▸ The request:
Copy out the listing in full, exactly as written, but not its pictures.

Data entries
↓↓↓
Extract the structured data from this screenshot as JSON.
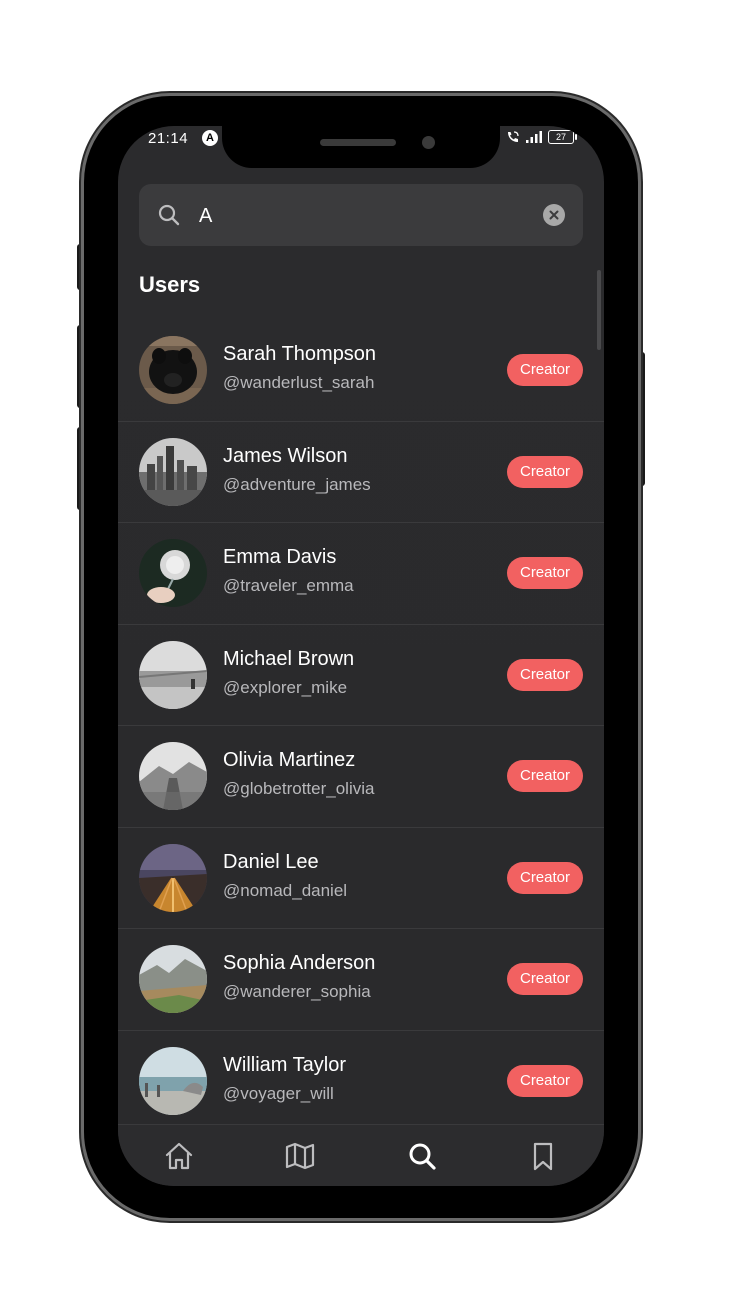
{
  "status_bar": {
    "time": "21:14",
    "app_indicator": "A",
    "battery": "27",
    "icons": [
      "call-wifi-icon",
      "signal-icon",
      "battery-icon"
    ]
  },
  "search": {
    "value": "A",
    "placeholder": "Search"
  },
  "section_title": "Users",
  "users": [
    {
      "name": "Sarah Thompson",
      "handle": "@wanderlust_sarah",
      "badge": "Creator"
    },
    {
      "name": "James Wilson",
      "handle": "@adventure_james",
      "badge": "Creator"
    },
    {
      "name": "Emma Davis",
      "handle": "@traveler_emma",
      "badge": "Creator"
    },
    {
      "name": "Michael Brown",
      "handle": "@explorer_mike",
      "badge": "Creator"
    },
    {
      "name": "Olivia Martinez",
      "handle": "@globetrotter_olivia",
      "badge": "Creator"
    },
    {
      "name": "Daniel Lee",
      "handle": "@nomad_daniel",
      "badge": "Creator"
    },
    {
      "name": "Sophia Anderson",
      "handle": "@wanderer_sophia",
      "badge": "Creator"
    },
    {
      "name": "William Taylor",
      "handle": "@voyager_will",
      "badge": "Creator"
    }
  ],
  "nav": {
    "items": [
      "home-icon",
      "map-icon",
      "search-icon",
      "bookmark-icon"
    ],
    "active": "search-icon"
  },
  "colors": {
    "background": "#2b2b2d",
    "search_bg": "#3b3b3d",
    "badge": "#f26161",
    "handle_text": "#b8b8bb"
  }
}
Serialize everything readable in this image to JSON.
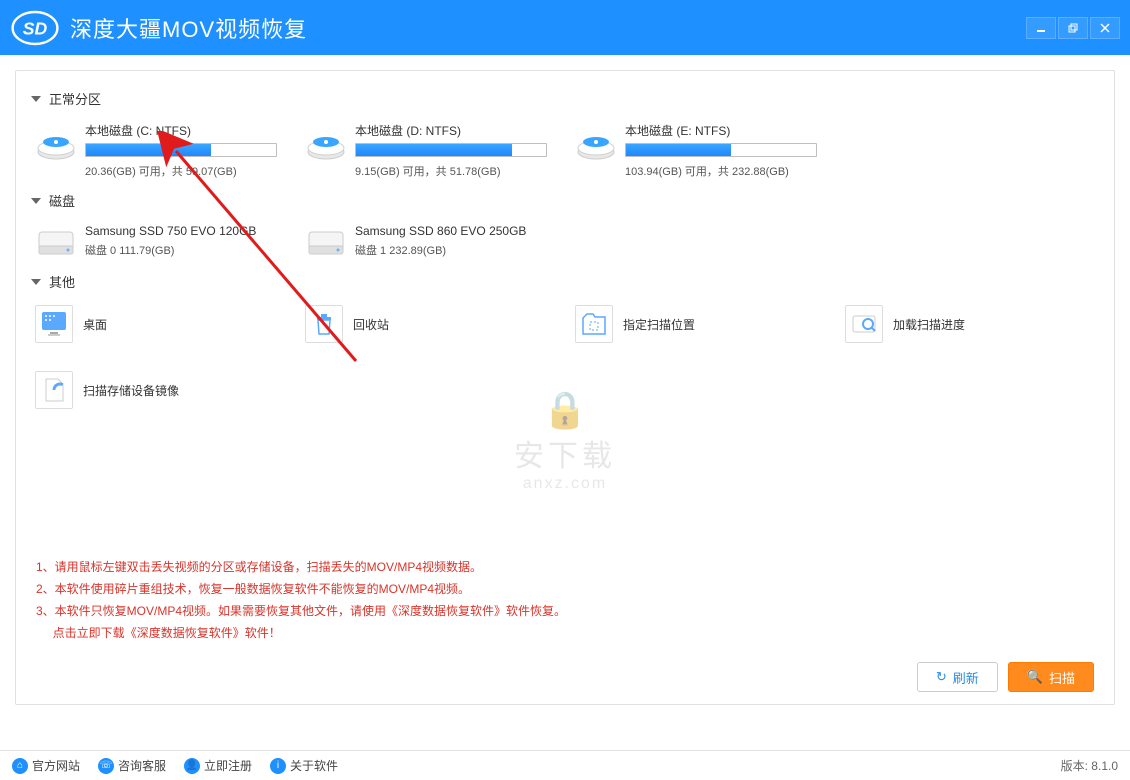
{
  "app": {
    "title": "深度大疆MOV视频恢复"
  },
  "sections": {
    "partitions": "正常分区",
    "disks": "磁盘",
    "other": "其他"
  },
  "partitions": [
    {
      "name": "本地磁盘 (C: NTFS)",
      "free": "20.36(GB) 可用，共 59.07(GB)",
      "fill": 66
    },
    {
      "name": "本地磁盘 (D: NTFS)",
      "free": "9.15(GB) 可用，共 51.78(GB)",
      "fill": 82
    },
    {
      "name": "本地磁盘 (E: NTFS)",
      "free": "103.94(GB) 可用，共 232.88(GB)",
      "fill": 55
    }
  ],
  "disks": [
    {
      "name": "Samsung SSD 750 EVO 120GB",
      "stats": "磁盘 0    111.79(GB)"
    },
    {
      "name": "Samsung SSD 860 EVO 250GB",
      "stats": "磁盘 1    232.89(GB)"
    }
  ],
  "other": [
    {
      "key": "desktop",
      "label": "桌面"
    },
    {
      "key": "recycle",
      "label": "回收站"
    },
    {
      "key": "setloc",
      "label": "指定扫描位置"
    },
    {
      "key": "loadprog",
      "label": "加载扫描进度"
    },
    {
      "key": "scanimg",
      "label": "扫描存储设备镜像"
    }
  ],
  "tips": {
    "l1": "1、请用鼠标左键双击丢失视频的分区或存储设备，扫描丢失的MOV/MP4视频数据。",
    "l2": "2、本软件使用碎片重组技术，恢复一般数据恢复软件不能恢复的MOV/MP4视频。",
    "l3": "3、本软件只恢复MOV/MP4视频。如果需要恢复其他文件，请使用《深度数据恢复软件》软件恢复。",
    "l4pre": "点击立即下载",
    "l4link": "《深度数据恢复软件》",
    "l4post": "软件！"
  },
  "buttons": {
    "refresh": "刷新",
    "scan": "扫描"
  },
  "footer": {
    "site": "官方网站",
    "service": "咨询客服",
    "register": "立即注册",
    "about": "关于软件",
    "version": "版本: 8.1.0"
  },
  "watermark": {
    "t1": "安下载",
    "t2": "anxz.com"
  }
}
↑↑↑
▸ Output:
Extract the structured data from this screenshot as JSON.
{
  "status_bar": {
    "time": "21:14",
    "app_indicator": "A",
    "battery": "27",
    "icons": [
      "call-wifi-icon",
      "signal-icon",
      "battery-icon"
    ]
  },
  "search": {
    "value": "A",
    "placeholder": "Search"
  },
  "section_title": "Users",
  "users": [
    {
      "name": "Sarah Thompson",
      "handle": "@wanderlust_sarah",
      "badge": "Creator"
    },
    {
      "name": "James Wilson",
      "handle": "@adventure_james",
      "badge": "Creator"
    },
    {
      "name": "Emma Davis",
      "handle": "@traveler_emma",
      "badge": "Creator"
    },
    {
      "name": "Michael Brown",
      "handle": "@explorer_mike",
      "badge": "Creator"
    },
    {
      "name": "Olivia Martinez",
      "handle": "@globetrotter_olivia",
      "badge": "Creator"
    },
    {
      "name": "Daniel Lee",
      "handle": "@nomad_daniel",
      "badge": "Creator"
    },
    {
      "name": "Sophia Anderson",
      "handle": "@wanderer_sophia",
      "badge": "Creator"
    },
    {
      "name": "William Taylor",
      "handle": "@voyager_will",
      "badge": "Creator"
    }
  ],
  "nav": {
    "items": [
      "home-icon",
      "map-icon",
      "search-icon",
      "bookmark-icon"
    ],
    "active": "search-icon"
  },
  "colors": {
    "background": "#2b2b2d",
    "search_bg": "#3b3b3d",
    "badge": "#f26161",
    "handle_text": "#b8b8bb"
  }
}
Serialize everything readable in this image to JSON.
{
  "app": {
    "title": "深度大疆MOV视频恢复"
  },
  "sections": {
    "partitions": "正常分区",
    "disks": "磁盘",
    "other": "其他"
  },
  "partitions": [
    {
      "name": "本地磁盘 (C: NTFS)",
      "free": "20.36(GB) 可用，共 59.07(GB)",
      "fill": 66
    },
    {
      "name": "本地磁盘 (D: NTFS)",
      "free": "9.15(GB) 可用，共 51.78(GB)",
      "fill": 82
    },
    {
      "name": "本地磁盘 (E: NTFS)",
      "free": "103.94(GB) 可用，共 232.88(GB)",
      "fill": 55
    }
  ],
  "disks": [
    {
      "name": "Samsung SSD 750 EVO 120GB",
      "stats": "磁盘 0    111.79(GB)"
    },
    {
      "name": "Samsung SSD 860 EVO 250GB",
      "stats": "磁盘 1    232.89(GB)"
    }
  ],
  "other": [
    {
      "key": "desktop",
      "label": "桌面"
    },
    {
      "key": "recycle",
      "label": "回收站"
    },
    {
      "key": "setloc",
      "label": "指定扫描位置"
    },
    {
      "key": "loadprog",
      "label": "加载扫描进度"
    },
    {
      "key": "scanimg",
      "label": "扫描存储设备镜像"
    }
  ],
  "tips": {
    "l1": "1、请用鼠标左键双击丢失视频的分区或存储设备，扫描丢失的MOV/MP4视频数据。",
    "l2": "2、本软件使用碎片重组技术，恢复一般数据恢复软件不能恢复的MOV/MP4视频。",
    "l3": "3、本软件只恢复MOV/MP4视频。如果需要恢复其他文件，请使用《深度数据恢复软件》软件恢复。",
    "l4pre": "点击立即下载",
    "l4link": "《深度数据恢复软件》",
    "l4post": "软件！"
  },
  "buttons": {
    "refresh": "刷新",
    "scan": "扫描"
  },
  "footer": {
    "site": "官方网站",
    "service": "咨询客服",
    "register": "立即注册",
    "about": "关于软件",
    "version": "版本: 8.1.0"
  },
  "watermark": {
    "t1": "安下载",
    "t2": "anxz.com"
  }
}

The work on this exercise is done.